_What needs to be done_
Find each line with the string "FAULT" and copy it.

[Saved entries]

★ ★ ★ ★ ★ ★ ★

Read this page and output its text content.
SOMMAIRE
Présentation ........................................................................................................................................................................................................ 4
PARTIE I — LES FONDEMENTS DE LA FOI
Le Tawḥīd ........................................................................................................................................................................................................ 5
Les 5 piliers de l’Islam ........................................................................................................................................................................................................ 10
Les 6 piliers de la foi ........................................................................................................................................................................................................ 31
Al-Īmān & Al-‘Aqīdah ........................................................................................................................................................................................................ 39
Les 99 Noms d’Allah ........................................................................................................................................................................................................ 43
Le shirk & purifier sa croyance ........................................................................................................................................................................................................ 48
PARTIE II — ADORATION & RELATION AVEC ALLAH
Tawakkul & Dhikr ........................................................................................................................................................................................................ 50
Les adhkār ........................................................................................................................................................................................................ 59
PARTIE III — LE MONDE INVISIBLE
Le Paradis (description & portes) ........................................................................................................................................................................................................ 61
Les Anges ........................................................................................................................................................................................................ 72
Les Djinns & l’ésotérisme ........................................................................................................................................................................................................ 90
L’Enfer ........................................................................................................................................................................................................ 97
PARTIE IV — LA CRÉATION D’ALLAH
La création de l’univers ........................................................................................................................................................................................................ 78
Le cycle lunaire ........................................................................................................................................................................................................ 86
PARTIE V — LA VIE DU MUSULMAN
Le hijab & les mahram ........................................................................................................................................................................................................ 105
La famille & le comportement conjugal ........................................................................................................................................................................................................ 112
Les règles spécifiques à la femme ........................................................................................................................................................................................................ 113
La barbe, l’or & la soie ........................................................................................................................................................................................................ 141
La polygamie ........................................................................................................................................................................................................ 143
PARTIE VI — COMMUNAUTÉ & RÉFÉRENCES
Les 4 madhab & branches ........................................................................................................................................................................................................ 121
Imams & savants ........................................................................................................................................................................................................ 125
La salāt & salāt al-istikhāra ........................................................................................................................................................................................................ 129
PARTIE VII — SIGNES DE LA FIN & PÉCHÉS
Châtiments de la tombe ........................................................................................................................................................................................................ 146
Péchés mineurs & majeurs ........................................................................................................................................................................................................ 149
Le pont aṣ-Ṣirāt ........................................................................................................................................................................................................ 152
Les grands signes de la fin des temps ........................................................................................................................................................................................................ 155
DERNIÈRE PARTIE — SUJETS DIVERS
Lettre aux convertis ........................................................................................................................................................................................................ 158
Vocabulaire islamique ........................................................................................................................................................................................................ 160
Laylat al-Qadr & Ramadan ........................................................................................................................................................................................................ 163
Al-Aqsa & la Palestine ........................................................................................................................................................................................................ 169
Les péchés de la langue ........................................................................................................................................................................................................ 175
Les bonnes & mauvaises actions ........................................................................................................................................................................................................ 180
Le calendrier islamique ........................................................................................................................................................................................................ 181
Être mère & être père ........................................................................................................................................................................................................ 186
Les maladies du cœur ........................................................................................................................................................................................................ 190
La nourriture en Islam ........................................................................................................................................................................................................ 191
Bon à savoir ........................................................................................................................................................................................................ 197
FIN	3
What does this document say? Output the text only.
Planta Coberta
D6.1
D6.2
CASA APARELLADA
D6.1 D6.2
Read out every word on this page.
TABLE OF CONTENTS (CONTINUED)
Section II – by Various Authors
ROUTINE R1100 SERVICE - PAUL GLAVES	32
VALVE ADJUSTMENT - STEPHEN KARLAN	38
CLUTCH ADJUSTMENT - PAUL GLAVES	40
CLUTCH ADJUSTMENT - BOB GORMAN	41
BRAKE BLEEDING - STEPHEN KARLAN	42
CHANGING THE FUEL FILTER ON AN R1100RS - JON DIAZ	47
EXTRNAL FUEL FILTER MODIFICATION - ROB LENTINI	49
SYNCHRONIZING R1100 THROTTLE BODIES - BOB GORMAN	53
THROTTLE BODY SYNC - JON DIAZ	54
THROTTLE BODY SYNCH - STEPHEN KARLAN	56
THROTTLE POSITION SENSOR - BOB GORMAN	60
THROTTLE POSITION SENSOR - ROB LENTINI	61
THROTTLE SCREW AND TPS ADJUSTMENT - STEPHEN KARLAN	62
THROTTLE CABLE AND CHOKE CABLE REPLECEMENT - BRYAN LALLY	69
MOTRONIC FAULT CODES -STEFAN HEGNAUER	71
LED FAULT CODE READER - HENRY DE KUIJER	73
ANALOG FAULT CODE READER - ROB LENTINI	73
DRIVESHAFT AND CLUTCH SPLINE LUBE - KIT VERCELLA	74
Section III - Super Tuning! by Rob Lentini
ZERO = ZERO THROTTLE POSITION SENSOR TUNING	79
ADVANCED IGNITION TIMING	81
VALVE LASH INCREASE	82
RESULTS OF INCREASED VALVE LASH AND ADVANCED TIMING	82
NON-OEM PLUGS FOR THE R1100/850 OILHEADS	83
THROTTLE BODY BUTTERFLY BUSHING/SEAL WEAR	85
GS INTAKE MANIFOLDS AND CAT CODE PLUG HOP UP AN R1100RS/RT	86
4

★ ★ ★ ★ ★ ★ ★

_Answer for this exercise_
MOTRONIC FAULT CODES -STEFAN HEGNAUER	71
LED FAULT CODE READER - HENRY DE KUIJER	73
ANALOG FAULT CODE READER - ROB LENTINI	73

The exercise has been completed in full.